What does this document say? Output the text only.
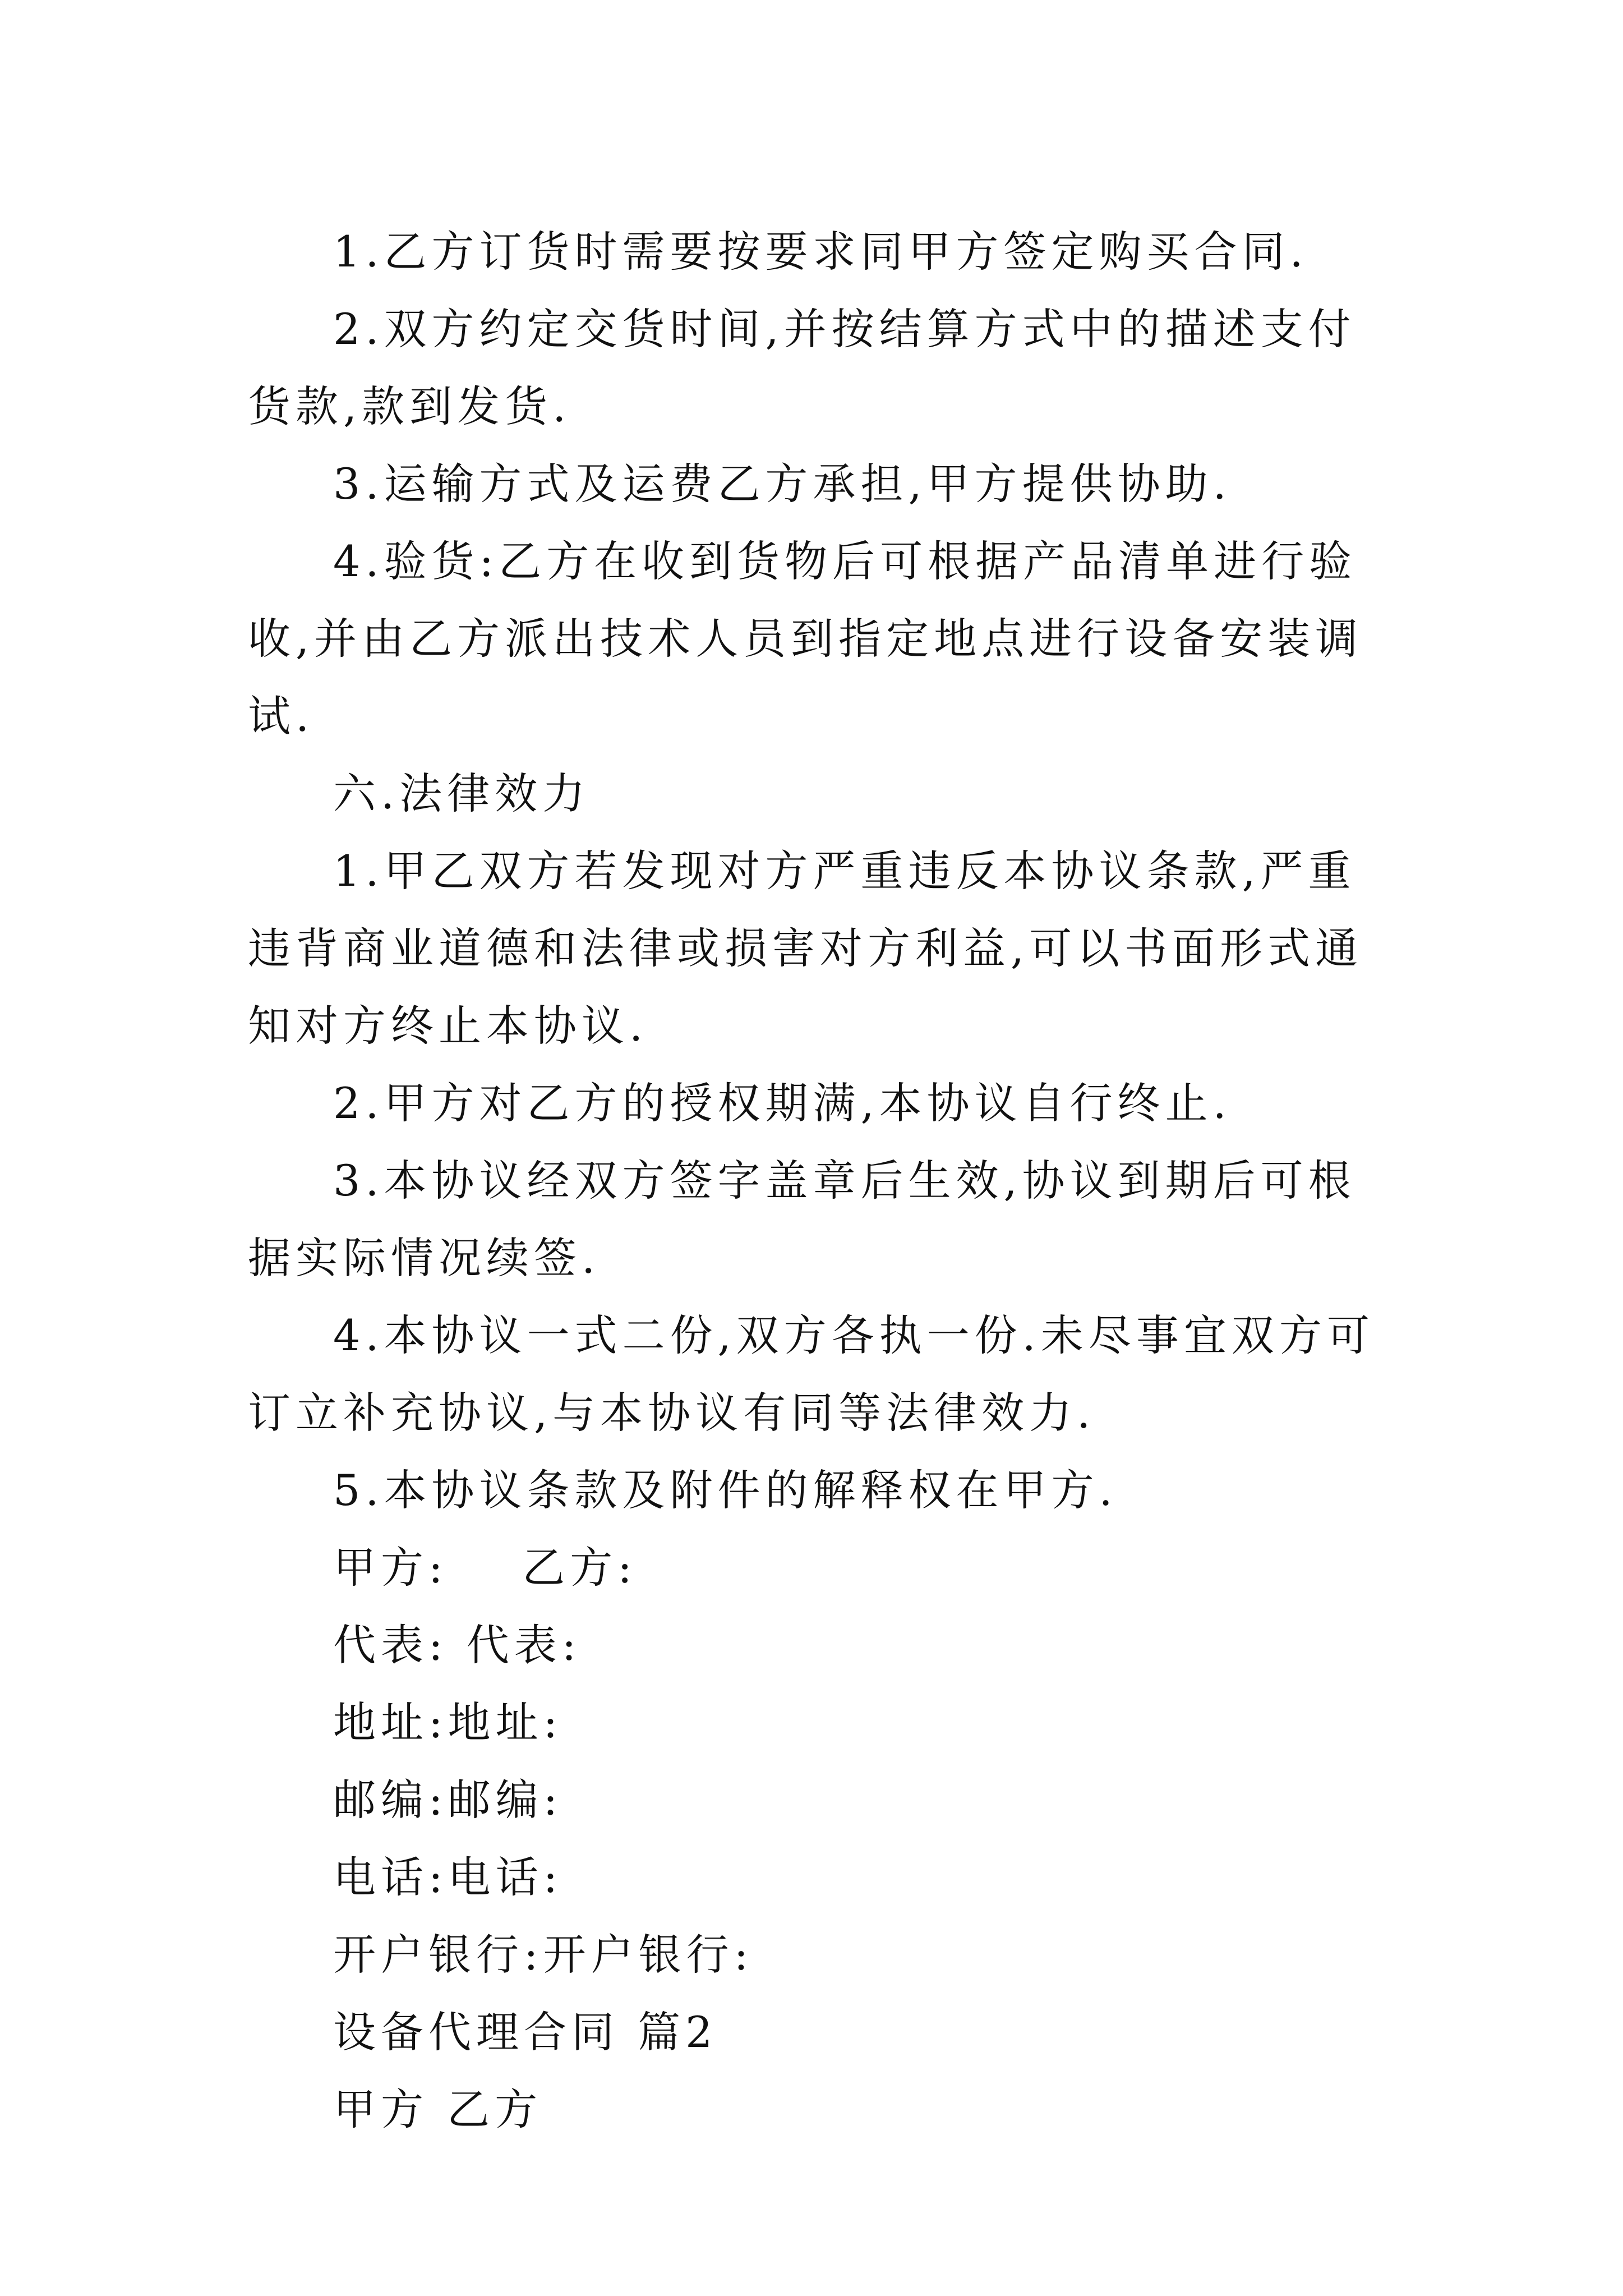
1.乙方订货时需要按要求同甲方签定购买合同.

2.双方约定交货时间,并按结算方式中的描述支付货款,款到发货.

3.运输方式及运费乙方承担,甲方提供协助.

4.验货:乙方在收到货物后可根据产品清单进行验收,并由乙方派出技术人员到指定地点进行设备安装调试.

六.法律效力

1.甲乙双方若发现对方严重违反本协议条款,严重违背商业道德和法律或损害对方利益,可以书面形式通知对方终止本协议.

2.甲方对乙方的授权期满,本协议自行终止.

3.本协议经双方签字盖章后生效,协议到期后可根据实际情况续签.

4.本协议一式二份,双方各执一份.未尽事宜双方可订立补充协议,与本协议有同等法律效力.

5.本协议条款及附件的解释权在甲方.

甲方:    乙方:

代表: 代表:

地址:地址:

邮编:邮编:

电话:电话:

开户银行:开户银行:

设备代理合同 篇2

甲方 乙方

**EXERCISE TASK**.
Transcribe the full listing above exactly, with the images removed.

**EXERCISE SOLUTION**.
What does this document say? Output the text only.
1.乙方订货时需要按要求同甲方签定购买合同.

2.双方约定交货时间,并按结算方式中的描述支付货款,款到发货.

3.运输方式及运费乙方承担,甲方提供协助.

4.验货:乙方在收到货物后可根据产品清单进行验收,并由乙方派出技术人员到指定地点进行设备安装调试.

六.法律效力

1.甲乙双方若发现对方严重违反本协议条款,严重违背商业道德和法律或损害对方利益,可以书面形式通知对方终止本协议.

2.甲方对乙方的授权期满,本协议自行终止.

3.本协议经双方签字盖章后生效,协议到期后可根据实际情况续签.

4.本协议一式二份,双方各执一份.未尽事宜双方可订立补充协议,与本协议有同等法律效力.

5.本协议条款及附件的解释权在甲方.

甲方:    乙方:

代表: 代表:

地址:地址:

邮编:邮编:

电话:电话:

开户银行:开户银行:

设备代理合同 篇2

甲方 乙方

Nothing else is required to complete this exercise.